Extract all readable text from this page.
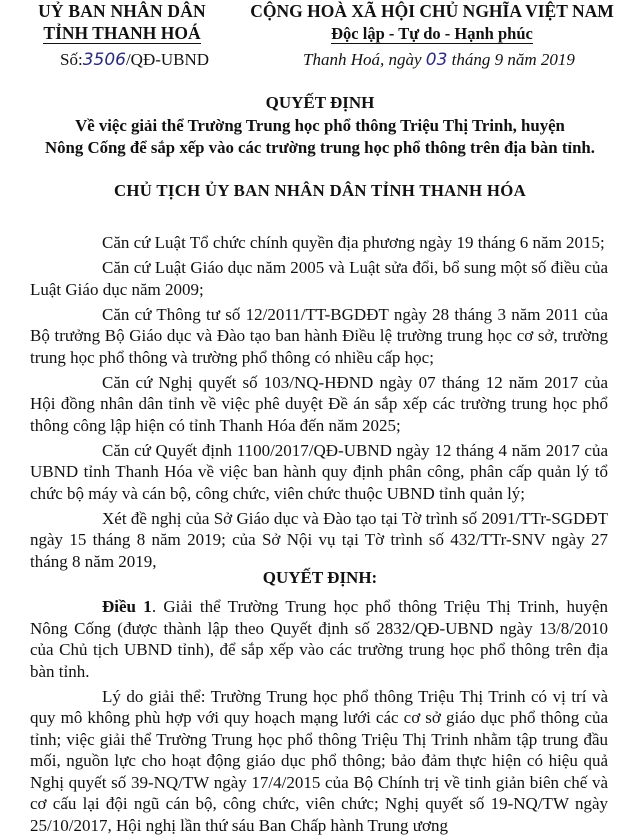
UỶ BAN NHÂN DÂN
TỈNH THANH HOÁ
CỘNG HOÀ XÃ HỘI CHỦ NGHĨA VIỆT NAM
Độc lập - Tự do - Hạnh phúc
Số:3506/QĐ-UBND	Thanh Hoá, ngày 03 tháng 9 năm 2019
QUYẾT ĐỊNH
Về việc giải thể Trường Trung học phổ thông Triệu Thị Trinh, huyện
Nông Cống để sắp xếp vào các trường trung học phổ thông trên địa bàn tỉnh.
CHỦ TỊCH ỦY BAN NHÂN DÂN TỈNH THANH HÓA

Căn cứ Luật Tổ chức chính quyền địa phương ngày 19 tháng 6 năm 2015;

Căn cứ Luật Giáo dục năm 2005 và Luật sửa đổi, bổ sung một số điều của Luật Giáo dục năm 2009;

Căn cứ Thông tư số 12/2011/TT-BGDĐT ngày 28 tháng 3 năm 2011 của Bộ trưởng Bộ Giáo dục và Đào tạo ban hành Điều lệ trường trung học cơ sở, trường trung học phổ thông và trường phổ thông có nhiều cấp học;

Căn cứ Nghị quyết số 103/NQ-HĐND ngày 07 tháng 12 năm 2017 của Hội đồng nhân dân tỉnh về việc phê duyệt Đề án sắp xếp các trường trung học phổ thông công lập hiện có tỉnh Thanh Hóa đến năm 2025;

Căn cứ Quyết định 1100/2017/QĐ-UBND ngày 12 tháng 4 năm 2017 của UBND tỉnh Thanh Hóa về việc ban hành quy định phân công, phân cấp quản lý tổ chức bộ máy và cán bộ, công chức, viên chức thuộc UBND tỉnh quản lý;

Xét đề nghị của Sở Giáo dục và Đào tạo tại Tờ trình số 2091/TTr-SGDĐT ngày 15 tháng 8 năm 2019; của Sở Nội vụ tại Tờ trình số 432/TTr-SNV ngày 27 tháng 8 năm 2019,

QUYẾT ĐỊNH:

Điều 1. Giải thể Trường Trung học phổ thông Triệu Thị Trinh, huyện Nông Cống (được thành lập theo Quyết định số 2832/QĐ-UBND ngày 13/8/2010 của Chủ tịch UBND tỉnh), để sắp xếp vào các trường trung học phổ thông trên địa bàn tỉnh.

Lý do giải thể: Trường Trung học phổ thông Triệu Thị Trinh có vị trí và quy mô không phù hợp với quy hoạch mạng lưới các cơ sở giáo dục phổ thông của tỉnh; việc giải thể Trường Trung học phổ thông Triệu Thị Trinh nhằm tập trung đầu mối, nguồn lực cho hoạt động giáo dục phổ thông; bảo đảm thực hiện có hiệu quả Nghị quyết số 39-NQ/TW ngày 17/4/2015 của Bộ Chính trị về tinh giản biên chế và cơ cấu lại đội ngũ cán bộ, công chức, viên chức; Nghị quyết số 19-NQ/TW ngày 25/10/2017, Hội nghị lần thứ sáu Ban Chấp hành Trung ương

→ **YOUR OBJECTIVE**
Reproduce the material above in full, exactly, with no images.

→ **FULL OUTPUT**
Extract all readable text from this page.
UỶ BAN NHÂN DÂN
TỈNH THANH HOÁ
CỘNG HOÀ XÃ HỘI CHỦ NGHĨA VIỆT NAM
Độc lập - Tự do - Hạnh phúc
Số:3506/QĐ-UBND	Thanh Hoá, ngày 03 tháng 9 năm 2019
QUYẾT ĐỊNH
Về việc giải thể Trường Trung học phổ thông Triệu Thị Trinh, huyện
Nông Cống để sắp xếp vào các trường trung học phổ thông trên địa bàn tỉnh.
CHỦ TỊCH ỦY BAN NHÂN DÂN TỈNH THANH HÓA

Căn cứ Luật Tổ chức chính quyền địa phương ngày 19 tháng 6 năm 2015;

Căn cứ Luật Giáo dục năm 2005 và Luật sửa đổi, bổ sung một số điều của Luật Giáo dục năm 2009;

Căn cứ Thông tư số 12/2011/TT-BGDĐT ngày 28 tháng 3 năm 2011 của Bộ trưởng Bộ Giáo dục và Đào tạo ban hành Điều lệ trường trung học cơ sở, trường trung học phổ thông và trường phổ thông có nhiều cấp học;

Căn cứ Nghị quyết số 103/NQ-HĐND ngày 07 tháng 12 năm 2017 của Hội đồng nhân dân tỉnh về việc phê duyệt Đề án sắp xếp các trường trung học phổ thông công lập hiện có tỉnh Thanh Hóa đến năm 2025;

Căn cứ Quyết định 1100/2017/QĐ-UBND ngày 12 tháng 4 năm 2017 của UBND tỉnh Thanh Hóa về việc ban hành quy định phân công, phân cấp quản lý tổ chức bộ máy và cán bộ, công chức, viên chức thuộc UBND tỉnh quản lý;

Xét đề nghị của Sở Giáo dục và Đào tạo tại Tờ trình số 2091/TTr-SGDĐT ngày 15 tháng 8 năm 2019; của Sở Nội vụ tại Tờ trình số 432/TTr-SNV ngày 27 tháng 8 năm 2019,

QUYẾT ĐỊNH:

Điều 1. Giải thể Trường Trung học phổ thông Triệu Thị Trinh, huyện Nông Cống (được thành lập theo Quyết định số 2832/QĐ-UBND ngày 13/8/2010 của Chủ tịch UBND tỉnh), để sắp xếp vào các trường trung học phổ thông trên địa bàn tỉnh.

Lý do giải thể: Trường Trung học phổ thông Triệu Thị Trinh có vị trí và quy mô không phù hợp với quy hoạch mạng lưới các cơ sở giáo dục phổ thông của tỉnh; việc giải thể Trường Trung học phổ thông Triệu Thị Trinh nhằm tập trung đầu mối, nguồn lực cho hoạt động giáo dục phổ thông; bảo đảm thực hiện có hiệu quả Nghị quyết số 39-NQ/TW ngày 17/4/2015 của Bộ Chính trị về tinh giản biên chế và cơ cấu lại đội ngũ cán bộ, công chức, viên chức; Nghị quyết số 19-NQ/TW ngày 25/10/2017, Hội nghị lần thứ sáu Ban Chấp hành Trung ương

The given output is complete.